Quoted text =
◆ ◆ ◆
Former Financial Advisor Fernando Corcuchia Barred by FINRA

Fernando Corcuchia (CRD#: 5394734) was a previously registered broker.

Broker’s Background

He entered the securities industry in 2009 and previously worked with New England Securities; NYLife Securities LLC; and Pruco Securities, LLC.

Allegations of Misconduct

According to publicly available records released by the Financial Industry Regulatory Authority (FINRA), in April 2024, Fernando Corcuchia became the subject of FINRA regulatory proceedings. From May 12, 2023, NYLife filed a Uniform Termination Notice for Securities Industry Registration (Form U5) disclosing that Corcuchia has been permitted to resign after a review of his business practices revealed that he had violated company policy.

On February 23, 2024, in connection with an investigation into the circumstances giving rise to the Form U5 filed by NYLife, FINRA requested, pursuant to FINRA Rule 8210, that Corcuchia appear for on-the-record testimony. By refusing to appear for on-the-record testimony as requested pursuant to FINRA Rule 8210, Corcuchia violated FINRA Rules 8210 and 2010. As a result, Respondent consented to the imposition of the following sanction: a bar from associating with any FINRA member in all capacities.

For a copy of Fernando Corcuchia’s Disciplinary Action Details, click here.
◆ ◆ ◆
Records from a data collection:
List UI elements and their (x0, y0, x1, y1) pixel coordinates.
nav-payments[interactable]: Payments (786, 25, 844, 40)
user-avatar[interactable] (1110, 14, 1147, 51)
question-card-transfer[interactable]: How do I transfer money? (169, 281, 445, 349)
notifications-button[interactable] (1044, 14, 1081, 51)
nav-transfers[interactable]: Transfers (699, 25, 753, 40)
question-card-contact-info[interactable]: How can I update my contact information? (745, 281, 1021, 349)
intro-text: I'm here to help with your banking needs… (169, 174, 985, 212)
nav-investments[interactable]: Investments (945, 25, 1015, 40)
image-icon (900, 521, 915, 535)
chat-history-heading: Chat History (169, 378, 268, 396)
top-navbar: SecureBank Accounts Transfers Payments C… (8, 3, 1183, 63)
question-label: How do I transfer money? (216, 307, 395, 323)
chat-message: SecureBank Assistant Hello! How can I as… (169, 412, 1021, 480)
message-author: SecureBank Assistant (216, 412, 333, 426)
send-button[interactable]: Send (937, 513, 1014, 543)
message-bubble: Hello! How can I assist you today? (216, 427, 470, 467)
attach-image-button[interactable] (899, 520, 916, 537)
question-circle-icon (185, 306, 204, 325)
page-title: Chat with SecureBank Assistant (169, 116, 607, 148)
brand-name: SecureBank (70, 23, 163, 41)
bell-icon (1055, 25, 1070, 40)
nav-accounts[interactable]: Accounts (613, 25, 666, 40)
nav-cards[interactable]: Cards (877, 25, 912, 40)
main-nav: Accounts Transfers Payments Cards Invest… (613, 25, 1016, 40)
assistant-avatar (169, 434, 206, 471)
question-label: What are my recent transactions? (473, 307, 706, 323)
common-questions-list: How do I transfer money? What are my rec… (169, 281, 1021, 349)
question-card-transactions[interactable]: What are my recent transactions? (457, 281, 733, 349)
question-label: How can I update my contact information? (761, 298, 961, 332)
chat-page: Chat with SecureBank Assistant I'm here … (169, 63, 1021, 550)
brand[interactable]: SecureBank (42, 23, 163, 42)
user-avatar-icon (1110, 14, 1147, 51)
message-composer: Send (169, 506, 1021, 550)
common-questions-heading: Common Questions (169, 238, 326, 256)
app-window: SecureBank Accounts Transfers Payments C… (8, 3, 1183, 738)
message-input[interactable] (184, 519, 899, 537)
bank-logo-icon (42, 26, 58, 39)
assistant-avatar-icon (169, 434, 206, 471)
◆ ◆ ◆
Problem A =
Answer these questions using the text on Fernando Corcuchia's FINRA bar:
(i) In what year did Corcuchia enter the securities industry?
(ii) On what date did FINRA ask Corcuchia to appear for on-the-record testimony?
(iii) What sanction did Corcuchia consent to?
Problem B = Go on with the text on Fernando Corcuchia's FINRA bar, picking up right after its final sentence.
None of the rows are needed for what comes next.

Exercise result A =
(i) 2009
(ii) February 23, 2024
(iii) A bar from associating with any FINRA member in all capacities

Exercise result B =
In addition, Fernando Corcuchia has been the subject of one other disclosure:

  • April 2023—NYLife Securities LLC, “Fernando Corcuchia was permitted to resign after a review of his business practices found, among other things, that he submitted an electronic life insurance application for an unrelated customer without her authorization or consent, used his personal bank accounts as client accounts, and used his business email address for clients in violation of company policy.”

For a copy of Fernando Corcuchia’s FINRA BrokerCheck, click here.

We Help Investors Recover Investment Losses

FINRA regulations require that a customer’s written authorization is required before a broker-dealer can carry out transactions in the customer’s account. In addition, the broker-dealer’s member firm needs to approve the broker-dealer’s authorization. These measures are intended to protect the customer. Discretionary trading allows the broker-dealer to unilaterally decide to buy or sell securities at any price and not have to check with the client first. Exercising discretion without authorization can be costly to investors, and broker-dealers and their member firms, too.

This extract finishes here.